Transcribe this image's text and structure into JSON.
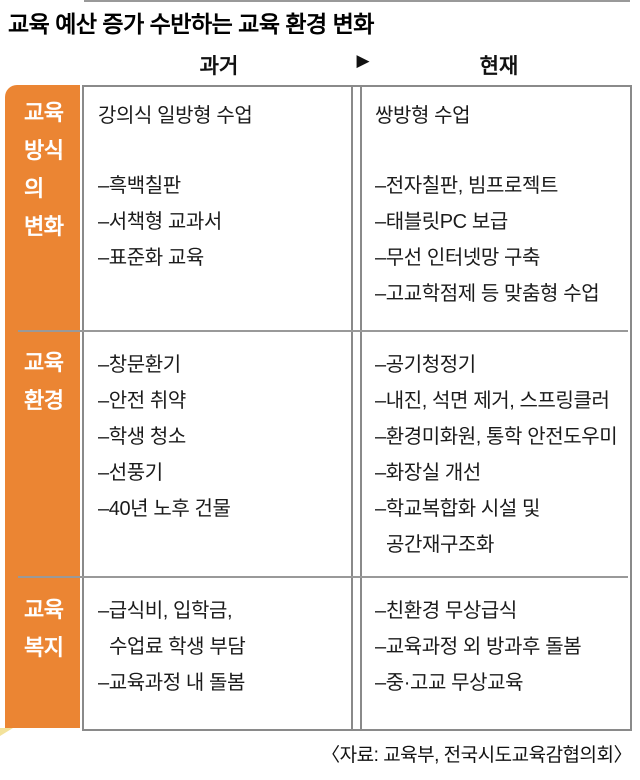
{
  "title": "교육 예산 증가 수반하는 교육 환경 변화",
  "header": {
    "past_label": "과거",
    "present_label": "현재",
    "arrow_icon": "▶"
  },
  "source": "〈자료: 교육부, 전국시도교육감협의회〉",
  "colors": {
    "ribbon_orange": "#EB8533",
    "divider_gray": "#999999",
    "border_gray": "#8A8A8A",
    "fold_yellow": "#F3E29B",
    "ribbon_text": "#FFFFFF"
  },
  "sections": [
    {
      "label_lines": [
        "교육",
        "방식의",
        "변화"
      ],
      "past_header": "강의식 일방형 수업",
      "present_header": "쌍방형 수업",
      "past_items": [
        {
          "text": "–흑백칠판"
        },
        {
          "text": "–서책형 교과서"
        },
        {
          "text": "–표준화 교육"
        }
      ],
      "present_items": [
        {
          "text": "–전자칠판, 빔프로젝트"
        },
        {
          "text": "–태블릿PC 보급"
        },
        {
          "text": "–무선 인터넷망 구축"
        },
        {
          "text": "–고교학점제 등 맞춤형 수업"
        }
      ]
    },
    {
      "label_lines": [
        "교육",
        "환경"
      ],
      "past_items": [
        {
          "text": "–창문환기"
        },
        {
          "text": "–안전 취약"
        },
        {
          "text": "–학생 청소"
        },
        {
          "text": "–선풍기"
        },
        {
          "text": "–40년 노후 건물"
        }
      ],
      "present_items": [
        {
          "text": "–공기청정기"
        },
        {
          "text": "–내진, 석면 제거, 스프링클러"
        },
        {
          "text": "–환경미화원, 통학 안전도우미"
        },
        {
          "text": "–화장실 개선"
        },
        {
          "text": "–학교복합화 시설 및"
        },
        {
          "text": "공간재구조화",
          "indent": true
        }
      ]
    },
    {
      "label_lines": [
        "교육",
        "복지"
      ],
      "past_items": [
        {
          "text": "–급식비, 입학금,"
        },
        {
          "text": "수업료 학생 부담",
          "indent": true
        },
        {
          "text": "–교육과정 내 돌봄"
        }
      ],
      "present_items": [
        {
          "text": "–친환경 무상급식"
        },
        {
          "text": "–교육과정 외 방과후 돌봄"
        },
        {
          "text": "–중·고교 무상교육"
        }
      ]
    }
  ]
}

★ ★ ★

Pictures are not part of the copy; reproduce everything else in the records exactly.

Transcribe this image's text and structure into JSON.
{
  "title": "교육 예산 증가 수반하는 교육 환경 변화",
  "header": {
    "past_label": "과거",
    "present_label": "현재",
    "arrow_icon": "▶"
  },
  "source": "〈자료: 교육부, 전국시도교육감협의회〉",
  "colors": {
    "ribbon_orange": "#EB8533",
    "divider_gray": "#999999",
    "border_gray": "#8A8A8A",
    "fold_yellow": "#F3E29B",
    "ribbon_text": "#FFFFFF"
  },
  "sections": [
    {
      "label_lines": [
        "교육",
        "방식의",
        "변화"
      ],
      "past_header": "강의식 일방형 수업",
      "present_header": "쌍방형 수업",
      "past_items": [
        {
          "text": "–흑백칠판"
        },
        {
          "text": "–서책형 교과서"
        },
        {
          "text": "–표준화 교육"
        }
      ],
      "present_items": [
        {
          "text": "–전자칠판, 빔프로젝트"
        },
        {
          "text": "–태블릿PC 보급"
        },
        {
          "text": "–무선 인터넷망 구축"
        },
        {
          "text": "–고교학점제 등 맞춤형 수업"
        }
      ]
    },
    {
      "label_lines": [
        "교육",
        "환경"
      ],
      "past_items": [
        {
          "text": "–창문환기"
        },
        {
          "text": "–안전 취약"
        },
        {
          "text": "–학생 청소"
        },
        {
          "text": "–선풍기"
        },
        {
          "text": "–40년 노후 건물"
        }
      ],
      "present_items": [
        {
          "text": "–공기청정기"
        },
        {
          "text": "–내진, 석면 제거, 스프링클러"
        },
        {
          "text": "–환경미화원, 통학 안전도우미"
        },
        {
          "text": "–화장실 개선"
        },
        {
          "text": "–학교복합화 시설 및"
        },
        {
          "text": "공간재구조화",
          "indent": true
        }
      ]
    },
    {
      "label_lines": [
        "교육",
        "복지"
      ],
      "past_items": [
        {
          "text": "–급식비, 입학금,"
        },
        {
          "text": "수업료 학생 부담",
          "indent": true
        },
        {
          "text": "–교육과정 내 돌봄"
        }
      ],
      "present_items": [
        {
          "text": "–친환경 무상급식"
        },
        {
          "text": "–교육과정 외 방과후 돌봄"
        },
        {
          "text": "–중·고교 무상교육"
        }
      ]
    }
  ]
}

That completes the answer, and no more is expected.